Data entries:
•••••
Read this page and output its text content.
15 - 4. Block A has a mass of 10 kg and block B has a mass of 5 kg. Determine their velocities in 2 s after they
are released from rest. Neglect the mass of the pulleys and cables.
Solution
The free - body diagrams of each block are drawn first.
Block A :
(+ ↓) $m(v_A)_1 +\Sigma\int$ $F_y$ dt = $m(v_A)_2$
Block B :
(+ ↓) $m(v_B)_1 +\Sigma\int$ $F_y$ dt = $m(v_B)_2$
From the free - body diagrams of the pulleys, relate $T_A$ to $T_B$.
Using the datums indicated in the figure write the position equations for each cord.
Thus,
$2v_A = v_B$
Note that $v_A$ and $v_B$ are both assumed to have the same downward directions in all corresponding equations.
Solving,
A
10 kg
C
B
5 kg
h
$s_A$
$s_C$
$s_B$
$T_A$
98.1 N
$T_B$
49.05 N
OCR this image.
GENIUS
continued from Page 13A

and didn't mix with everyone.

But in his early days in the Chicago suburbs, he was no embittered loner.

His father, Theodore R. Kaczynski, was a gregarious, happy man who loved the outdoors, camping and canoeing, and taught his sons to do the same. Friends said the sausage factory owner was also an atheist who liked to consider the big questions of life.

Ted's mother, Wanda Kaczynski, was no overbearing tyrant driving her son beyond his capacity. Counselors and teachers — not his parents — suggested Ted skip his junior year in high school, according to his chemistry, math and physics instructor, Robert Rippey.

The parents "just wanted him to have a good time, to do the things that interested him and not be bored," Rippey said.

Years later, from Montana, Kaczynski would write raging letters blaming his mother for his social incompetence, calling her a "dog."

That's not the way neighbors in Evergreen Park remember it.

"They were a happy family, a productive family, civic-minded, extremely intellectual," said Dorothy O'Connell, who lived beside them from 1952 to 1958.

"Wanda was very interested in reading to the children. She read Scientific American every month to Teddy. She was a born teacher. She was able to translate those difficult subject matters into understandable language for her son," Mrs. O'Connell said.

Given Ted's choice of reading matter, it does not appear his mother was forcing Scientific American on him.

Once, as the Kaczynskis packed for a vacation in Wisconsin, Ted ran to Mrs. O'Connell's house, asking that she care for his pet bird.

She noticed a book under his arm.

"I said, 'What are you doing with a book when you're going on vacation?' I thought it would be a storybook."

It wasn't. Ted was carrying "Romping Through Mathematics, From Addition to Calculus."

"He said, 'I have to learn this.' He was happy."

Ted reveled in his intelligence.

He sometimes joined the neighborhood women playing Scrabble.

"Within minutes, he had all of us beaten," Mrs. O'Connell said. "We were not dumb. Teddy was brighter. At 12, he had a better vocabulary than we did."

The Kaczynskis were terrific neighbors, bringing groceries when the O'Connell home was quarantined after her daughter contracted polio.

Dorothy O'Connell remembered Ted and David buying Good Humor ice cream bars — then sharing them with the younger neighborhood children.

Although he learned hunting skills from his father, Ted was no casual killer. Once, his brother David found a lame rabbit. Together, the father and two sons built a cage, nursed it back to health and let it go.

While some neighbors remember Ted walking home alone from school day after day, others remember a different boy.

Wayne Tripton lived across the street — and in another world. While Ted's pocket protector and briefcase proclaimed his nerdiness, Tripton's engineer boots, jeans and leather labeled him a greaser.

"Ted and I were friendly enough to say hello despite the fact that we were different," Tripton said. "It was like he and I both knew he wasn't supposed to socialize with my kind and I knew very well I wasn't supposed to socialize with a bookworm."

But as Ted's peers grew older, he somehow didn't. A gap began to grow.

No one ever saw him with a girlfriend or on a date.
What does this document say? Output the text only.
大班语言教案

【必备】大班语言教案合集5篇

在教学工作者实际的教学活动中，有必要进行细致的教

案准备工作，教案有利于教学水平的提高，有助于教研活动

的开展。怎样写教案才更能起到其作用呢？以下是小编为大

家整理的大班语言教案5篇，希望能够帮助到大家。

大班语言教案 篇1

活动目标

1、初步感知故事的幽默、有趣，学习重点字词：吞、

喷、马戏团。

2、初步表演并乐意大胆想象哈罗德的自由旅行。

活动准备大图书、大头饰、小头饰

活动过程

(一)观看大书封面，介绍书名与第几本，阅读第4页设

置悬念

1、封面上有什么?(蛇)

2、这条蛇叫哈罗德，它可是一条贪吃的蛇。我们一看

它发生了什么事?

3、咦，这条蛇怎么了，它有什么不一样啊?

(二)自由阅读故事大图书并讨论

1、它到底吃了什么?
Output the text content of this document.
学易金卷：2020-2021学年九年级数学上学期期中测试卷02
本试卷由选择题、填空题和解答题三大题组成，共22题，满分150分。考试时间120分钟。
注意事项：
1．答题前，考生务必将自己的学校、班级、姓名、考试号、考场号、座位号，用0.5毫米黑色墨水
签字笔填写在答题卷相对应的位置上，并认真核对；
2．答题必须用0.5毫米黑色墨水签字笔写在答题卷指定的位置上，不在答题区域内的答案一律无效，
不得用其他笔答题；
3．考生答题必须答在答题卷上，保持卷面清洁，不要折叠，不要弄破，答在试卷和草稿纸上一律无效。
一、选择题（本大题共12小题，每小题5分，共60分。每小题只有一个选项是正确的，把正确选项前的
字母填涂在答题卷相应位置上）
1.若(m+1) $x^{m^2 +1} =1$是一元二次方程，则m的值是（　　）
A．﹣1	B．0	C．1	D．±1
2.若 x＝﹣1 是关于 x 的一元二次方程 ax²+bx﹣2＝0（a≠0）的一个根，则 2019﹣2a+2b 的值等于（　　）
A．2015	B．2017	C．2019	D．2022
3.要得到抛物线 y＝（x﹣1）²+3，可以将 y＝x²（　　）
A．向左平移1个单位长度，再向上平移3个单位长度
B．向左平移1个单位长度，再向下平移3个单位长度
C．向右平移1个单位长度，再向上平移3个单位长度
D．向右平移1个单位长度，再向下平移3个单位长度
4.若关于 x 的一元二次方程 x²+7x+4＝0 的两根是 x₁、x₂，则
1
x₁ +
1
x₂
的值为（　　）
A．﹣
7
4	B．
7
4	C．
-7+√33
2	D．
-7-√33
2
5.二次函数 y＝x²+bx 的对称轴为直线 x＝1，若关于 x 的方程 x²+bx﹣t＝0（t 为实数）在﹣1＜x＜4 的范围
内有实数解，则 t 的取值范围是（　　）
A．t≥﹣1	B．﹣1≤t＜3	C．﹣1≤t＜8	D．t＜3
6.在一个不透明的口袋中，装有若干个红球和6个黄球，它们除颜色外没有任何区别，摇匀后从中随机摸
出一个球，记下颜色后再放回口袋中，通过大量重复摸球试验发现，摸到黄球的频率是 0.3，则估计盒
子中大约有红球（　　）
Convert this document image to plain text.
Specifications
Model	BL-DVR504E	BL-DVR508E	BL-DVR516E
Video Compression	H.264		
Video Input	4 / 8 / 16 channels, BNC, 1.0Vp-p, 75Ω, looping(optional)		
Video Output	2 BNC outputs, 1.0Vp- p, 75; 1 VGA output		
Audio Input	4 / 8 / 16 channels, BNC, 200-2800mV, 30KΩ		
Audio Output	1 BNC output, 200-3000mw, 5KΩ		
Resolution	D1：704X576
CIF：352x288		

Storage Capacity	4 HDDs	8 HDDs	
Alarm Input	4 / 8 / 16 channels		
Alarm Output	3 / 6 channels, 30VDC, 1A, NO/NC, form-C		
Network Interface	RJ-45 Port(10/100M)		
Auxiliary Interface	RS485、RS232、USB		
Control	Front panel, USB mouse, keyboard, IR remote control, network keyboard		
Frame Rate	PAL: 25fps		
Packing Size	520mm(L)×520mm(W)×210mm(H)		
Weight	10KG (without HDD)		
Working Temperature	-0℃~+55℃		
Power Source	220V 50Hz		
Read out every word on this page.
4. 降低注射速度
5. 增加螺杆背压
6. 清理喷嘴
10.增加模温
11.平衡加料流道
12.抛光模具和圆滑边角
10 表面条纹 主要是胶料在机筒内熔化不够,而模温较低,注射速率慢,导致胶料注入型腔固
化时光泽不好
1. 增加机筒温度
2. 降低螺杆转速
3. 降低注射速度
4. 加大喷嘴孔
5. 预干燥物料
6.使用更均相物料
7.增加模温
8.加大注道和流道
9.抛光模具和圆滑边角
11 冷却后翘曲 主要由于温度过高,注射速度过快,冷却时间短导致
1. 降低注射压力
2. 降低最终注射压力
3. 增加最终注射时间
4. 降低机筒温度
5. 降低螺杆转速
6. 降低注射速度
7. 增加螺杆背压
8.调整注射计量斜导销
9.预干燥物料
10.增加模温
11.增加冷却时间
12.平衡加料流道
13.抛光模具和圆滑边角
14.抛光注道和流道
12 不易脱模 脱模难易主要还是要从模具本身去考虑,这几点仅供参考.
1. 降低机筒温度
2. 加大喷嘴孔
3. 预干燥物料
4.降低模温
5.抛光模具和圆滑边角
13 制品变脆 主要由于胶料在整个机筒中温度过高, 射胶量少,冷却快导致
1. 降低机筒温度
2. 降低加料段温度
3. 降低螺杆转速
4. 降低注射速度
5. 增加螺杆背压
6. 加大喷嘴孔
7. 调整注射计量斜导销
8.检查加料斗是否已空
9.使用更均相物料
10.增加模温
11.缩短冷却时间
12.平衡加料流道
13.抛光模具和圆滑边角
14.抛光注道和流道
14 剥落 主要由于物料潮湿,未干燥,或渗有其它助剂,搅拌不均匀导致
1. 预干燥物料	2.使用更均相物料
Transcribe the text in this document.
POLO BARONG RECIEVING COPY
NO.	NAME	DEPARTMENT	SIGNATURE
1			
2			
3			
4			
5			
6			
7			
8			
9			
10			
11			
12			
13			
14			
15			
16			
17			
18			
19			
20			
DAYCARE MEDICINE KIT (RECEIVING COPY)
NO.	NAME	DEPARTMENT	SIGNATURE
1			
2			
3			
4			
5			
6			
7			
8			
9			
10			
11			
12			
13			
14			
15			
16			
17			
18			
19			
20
•••••
PROBLEM REQUIREMENTS.
Every line containing the string "mass" must be listed.

SOLUTION BELOW.
15 - 4. Block A has a mass of 10 kg and block B has a mass of 5 kg. Determine their velocities in 2 s after they
are released from rest. Neglect the mass of the pulleys and cables.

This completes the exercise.